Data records
──────────────────────────────
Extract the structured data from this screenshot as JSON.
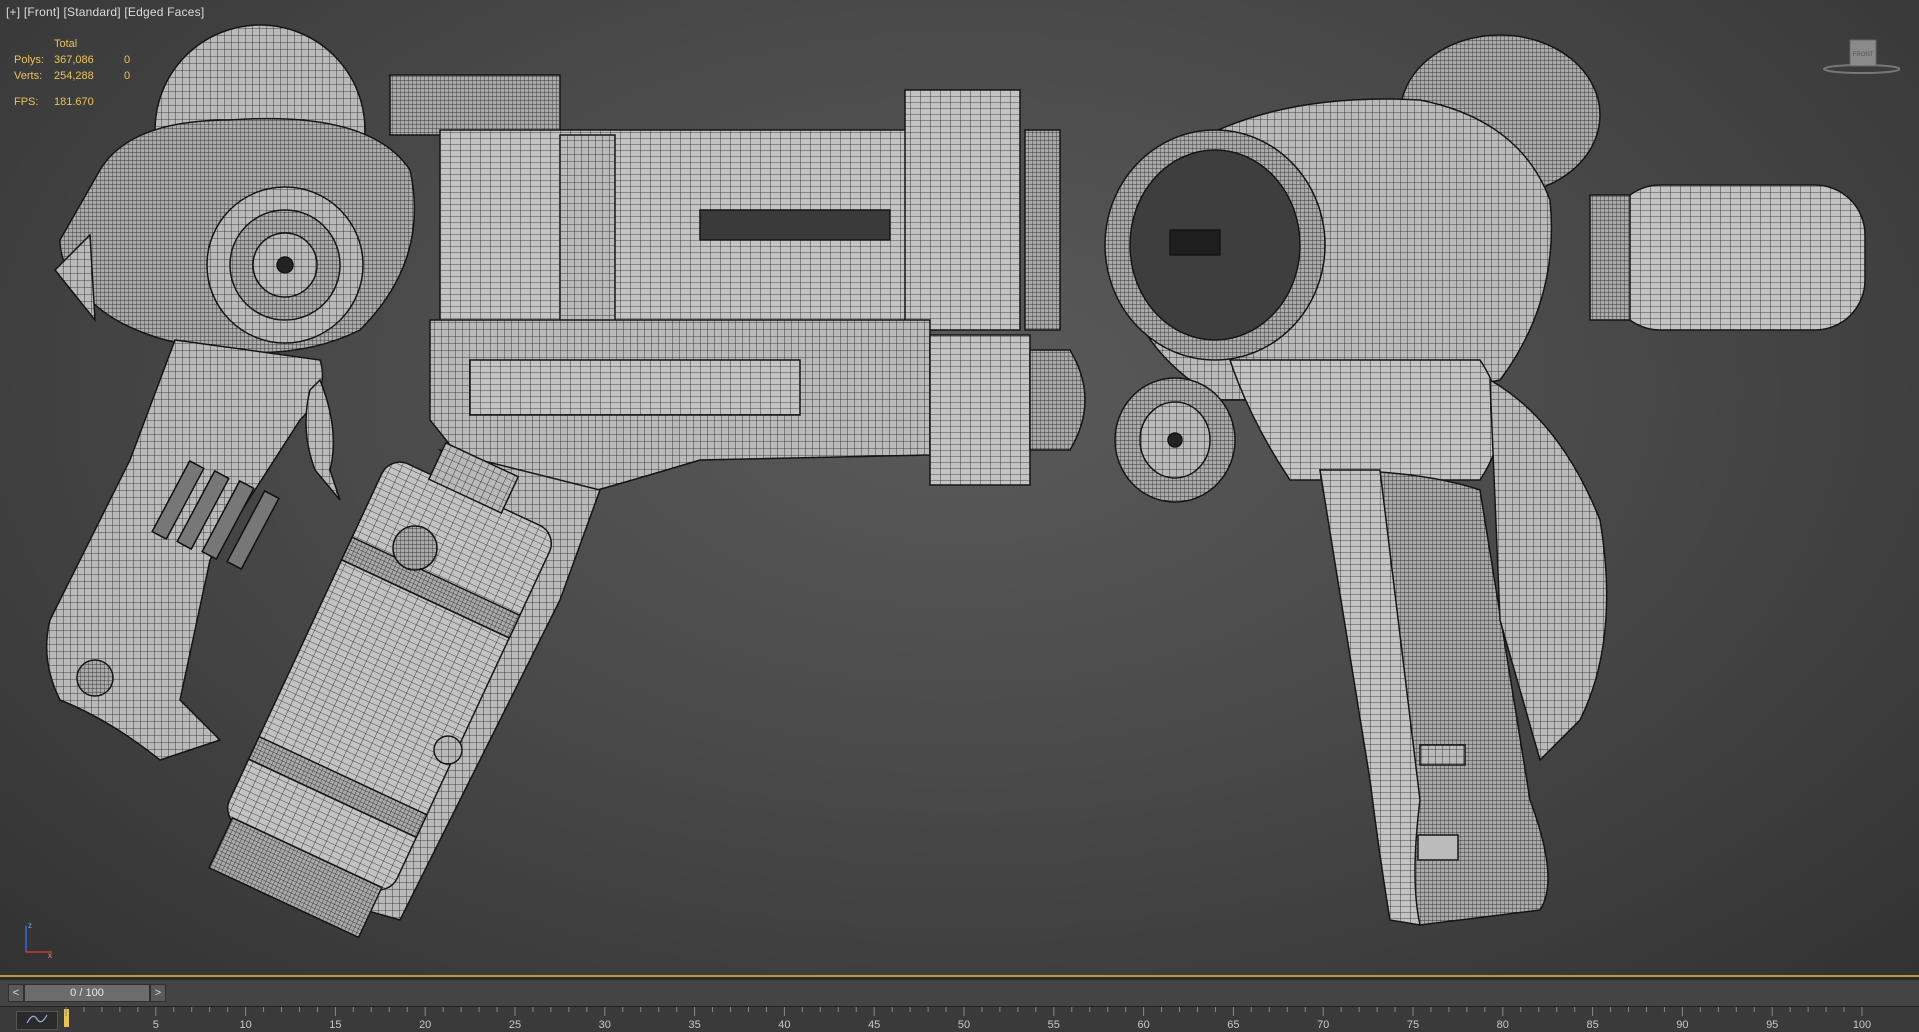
{
  "viewport": {
    "labels": [
      "[+]",
      "[Front]",
      "[Standard]",
      "[Edged Faces]"
    ],
    "viewcube_label": "FRONT"
  },
  "stats": {
    "header": "Total",
    "polys_label": "Polys:",
    "polys_value": "367,086",
    "polys_sel": "0",
    "verts_label": "Verts:",
    "verts_value": "254,288",
    "verts_sel": "0",
    "fps_label": "FPS:",
    "fps_value": "181.670"
  },
  "axis": {
    "z": "z",
    "x": "x"
  },
  "timeslider": {
    "prev": "<",
    "value": "0 / 100",
    "next": ">"
  },
  "trackbar": {
    "curve_icon": "curve-editor-icon",
    "ticks": [
      "5",
      "10",
      "15",
      "20",
      "25",
      "30",
      "35",
      "40",
      "45",
      "50",
      "55",
      "60",
      "65",
      "70",
      "75",
      "80",
      "85",
      "90",
      "95",
      "100"
    ]
  },
  "colors": {
    "viewport_bg": "#4a4a4a",
    "stats_text": "#e8c35a",
    "active_border": "#b99a3a",
    "wire_fill": "#bdbdbd",
    "wire_line": "#1a1a1a"
  }
}
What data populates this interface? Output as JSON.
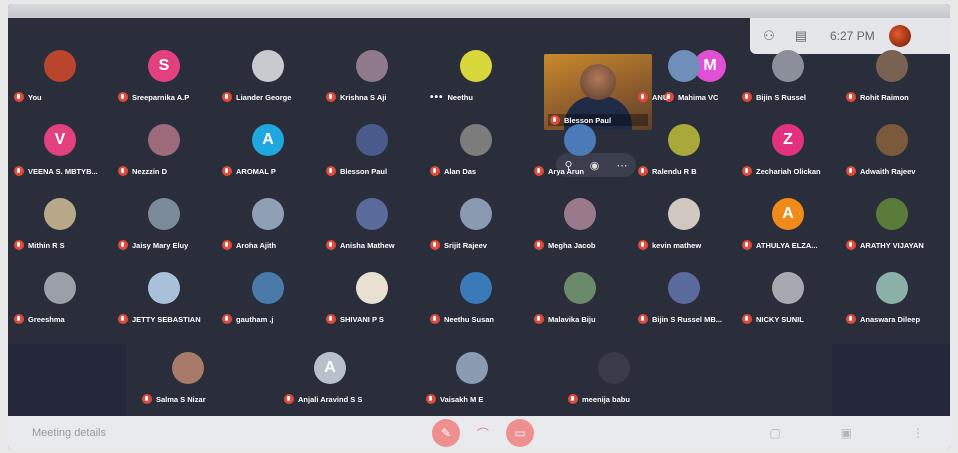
{
  "status": {
    "time": "6:27 PM",
    "people_icon": "people-icon",
    "chat_icon": "chat-icon"
  },
  "meeting": {
    "details_label": "Meeting details"
  },
  "video_tile": {
    "name": "Blesson Paul"
  },
  "participants": [
    {
      "name": "You",
      "color": "#b8452c"
    },
    {
      "name": "Sreeparnika A.P",
      "initial": "S",
      "color": "#e3407f"
    },
    {
      "name": "Liander George",
      "color": "#c9c9d0"
    },
    {
      "name": "Krishna S Aji",
      "color": "#8f7a8c"
    },
    {
      "name": "Neethu",
      "color": "#d7d63a",
      "more": true
    },
    {
      "name": "Mahima VC",
      "initial": "M",
      "color": "#e04fd4"
    },
    {
      "name": "ANU",
      "color": "#6f8fb8"
    },
    {
      "name": "Bijin S Russel",
      "color": "#8a8f99"
    },
    {
      "name": "Rohit Raimon",
      "color": "#7a6252"
    },
    {
      "name": "VEENA S. MBTYB...",
      "initial": "V",
      "color": "#e3407f"
    },
    {
      "name": "Nezzzin D",
      "color": "#9c6a7a"
    },
    {
      "name": "AROMAL P",
      "initial": "A",
      "color": "#1fa7e0"
    },
    {
      "name": "Blesson Paul",
      "color": "#4a5a8a"
    },
    {
      "name": "Alan Das",
      "color": "#7c7c7c"
    },
    {
      "name": "Arya Arun",
      "color": "#4a7ab8"
    },
    {
      "name": "Ralendu R B",
      "color": "#a9a93a"
    },
    {
      "name": "Zechariah Olickan",
      "initial": "Z",
      "color": "#e3307f"
    },
    {
      "name": "Adwaith Rajeev",
      "color": "#7a5a3a"
    },
    {
      "name": "Mithin R S",
      "color": "#b7a88a"
    },
    {
      "name": "Jaisy Mary Eluy",
      "color": "#7a8a99"
    },
    {
      "name": "Aroha Ajith",
      "color": "#8fa0b5"
    },
    {
      "name": "Anisha Mathew",
      "color": "#5a6a9a"
    },
    {
      "name": "Srijit Rajeev",
      "color": "#8a9ab0"
    },
    {
      "name": "Megha Jacob",
      "color": "#9a7a8a"
    },
    {
      "name": "kevin mathew",
      "color": "#d0c8c0"
    },
    {
      "name": "ATHULYA ELZA...",
      "initial": "A",
      "color": "#f08a1a"
    },
    {
      "name": "ARATHY VIJAYAN",
      "color": "#5a7a3a"
    },
    {
      "name": "Greeshma",
      "color": "#9aa0a8"
    },
    {
      "name": "JETTY SEBASTIAN",
      "color": "#a8c0d8"
    },
    {
      "name": "gautham .j",
      "color": "#4a7aa8"
    },
    {
      "name": "SHIVANI P S",
      "color": "#e8e0d0"
    },
    {
      "name": "Neethu Susan",
      "color": "#3a7ab8"
    },
    {
      "name": "Malavika Biju",
      "color": "#6a8a6a"
    },
    {
      "name": "Bijin S Russel MB...",
      "color": "#5a6a9a"
    },
    {
      "name": "NICKY SUNIL",
      "color": "#a8a8b0"
    },
    {
      "name": "Anaswara Dileep",
      "color": "#8ab0a8"
    },
    {
      "name": "Salma S Nizar",
      "color": "#a87a6a"
    },
    {
      "name": "Anjali Aravind S S",
      "initial": "A",
      "color": "#b8c0cc"
    },
    {
      "name": "Vaisakh M E",
      "color": "#8a9ab0"
    },
    {
      "name": "meenija babu",
      "color": "#3a3a4a"
    }
  ]
}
──────────────────────────────
(What the exercise asks)
All of the material above needs to be restated exactly, with no pictures.

(Full solution)
Extract the structured data from this screenshot as JSON.
{
  "viewport": {
    "labels": [
      "[+]",
      "[Front]",
      "[Standard]",
      "[Edged Faces]"
    ],
    "viewcube_label": "FRONT"
  },
  "stats": {
    "header": "Total",
    "polys_label": "Polys:",
    "polys_value": "367,086",
    "polys_sel": "0",
    "verts_label": "Verts:",
    "verts_value": "254,288",
    "verts_sel": "0",
    "fps_label": "FPS:",
    "fps_value": "181.670"
  },
  "axis": {
    "z": "z",
    "x": "x"
  },
  "timeslider": {
    "prev": "<",
    "value": "0 / 100",
    "next": ">"
  },
  "trackbar": {
    "curve_icon": "curve-editor-icon",
    "ticks": [
      "5",
      "10",
      "15",
      "20",
      "25",
      "30",
      "35",
      "40",
      "45",
      "50",
      "55",
      "60",
      "65",
      "70",
      "75",
      "80",
      "85",
      "90",
      "95",
      "100"
    ]
  },
  "colors": {
    "viewport_bg": "#4a4a4a",
    "stats_text": "#e8c35a",
    "active_border": "#b99a3a",
    "wire_fill": "#bdbdbd",
    "wire_line": "#1a1a1a"
  }
}
What data populates this interface? Output as JSON.
{
  "status": {
    "time": "6:27 PM",
    "people_icon": "people-icon",
    "chat_icon": "chat-icon"
  },
  "meeting": {
    "details_label": "Meeting details"
  },
  "video_tile": {
    "name": "Blesson Paul"
  },
  "participants": [
    {
      "name": "You",
      "color": "#b8452c"
    },
    {
      "name": "Sreeparnika A.P",
      "initial": "S",
      "color": "#e3407f"
    },
    {
      "name": "Liander George",
      "color": "#c9c9d0"
    },
    {
      "name": "Krishna S Aji",
      "color": "#8f7a8c"
    },
    {
      "name": "Neethu",
      "color": "#d7d63a",
      "more": true
    },
    {
      "name": "Mahima VC",
      "initial": "M",
      "color": "#e04fd4"
    },
    {
      "name": "ANU",
      "color": "#6f8fb8"
    },
    {
      "name": "Bijin S Russel",
      "color": "#8a8f99"
    },
    {
      "name": "Rohit Raimon",
      "color": "#7a6252"
    },
    {
      "name": "VEENA S. MBTYB...",
      "initial": "V",
      "color": "#e3407f"
    },
    {
      "name": "Nezzzin D",
      "color": "#9c6a7a"
    },
    {
      "name": "AROMAL P",
      "initial": "A",
      "color": "#1fa7e0"
    },
    {
      "name": "Blesson Paul",
      "color": "#4a5a8a"
    },
    {
      "name": "Alan Das",
      "color": "#7c7c7c"
    },
    {
      "name": "Arya Arun",
      "color": "#4a7ab8"
    },
    {
      "name": "Ralendu R B",
      "color": "#a9a93a"
    },
    {
      "name": "Zechariah Olickan",
      "initial": "Z",
      "color": "#e3307f"
    },
    {
      "name": "Adwaith Rajeev",
      "color": "#7a5a3a"
    },
    {
      "name": "Mithin R S",
      "color": "#b7a88a"
    },
    {
      "name": "Jaisy Mary Eluy",
      "color": "#7a8a99"
    },
    {
      "name": "Aroha Ajith",
      "color": "#8fa0b5"
    },
    {
      "name": "Anisha Mathew",
      "color": "#5a6a9a"
    },
    {
      "name": "Srijit Rajeev",
      "color": "#8a9ab0"
    },
    {
      "name": "Megha Jacob",
      "color": "#9a7a8a"
    },
    {
      "name": "kevin mathew",
      "color": "#d0c8c0"
    },
    {
      "name": "ATHULYA ELZA...",
      "initial": "A",
      "color": "#f08a1a"
    },
    {
      "name": "ARATHY VIJAYAN",
      "color": "#5a7a3a"
    },
    {
      "name": "Greeshma",
      "color": "#9aa0a8"
    },
    {
      "name": "JETTY SEBASTIAN",
      "color": "#a8c0d8"
    },
    {
      "name": "gautham .j",
      "color": "#4a7aa8"
    },
    {
      "name": "SHIVANI P S",
      "color": "#e8e0d0"
    },
    {
      "name": "Neethu Susan",
      "color": "#3a7ab8"
    },
    {
      "name": "Malavika Biju",
      "color": "#6a8a6a"
    },
    {
      "name": "Bijin S Russel MB...",
      "color": "#5a6a9a"
    },
    {
      "name": "NICKY SUNIL",
      "color": "#a8a8b0"
    },
    {
      "name": "Anaswara Dileep",
      "color": "#8ab0a8"
    },
    {
      "name": "Salma S Nizar",
      "color": "#a87a6a"
    },
    {
      "name": "Anjali Aravind S S",
      "initial": "A",
      "color": "#b8c0cc"
    },
    {
      "name": "Vaisakh M E",
      "color": "#8a9ab0"
    },
    {
      "name": "meenija babu",
      "color": "#3a3a4a"
    }
  ]
}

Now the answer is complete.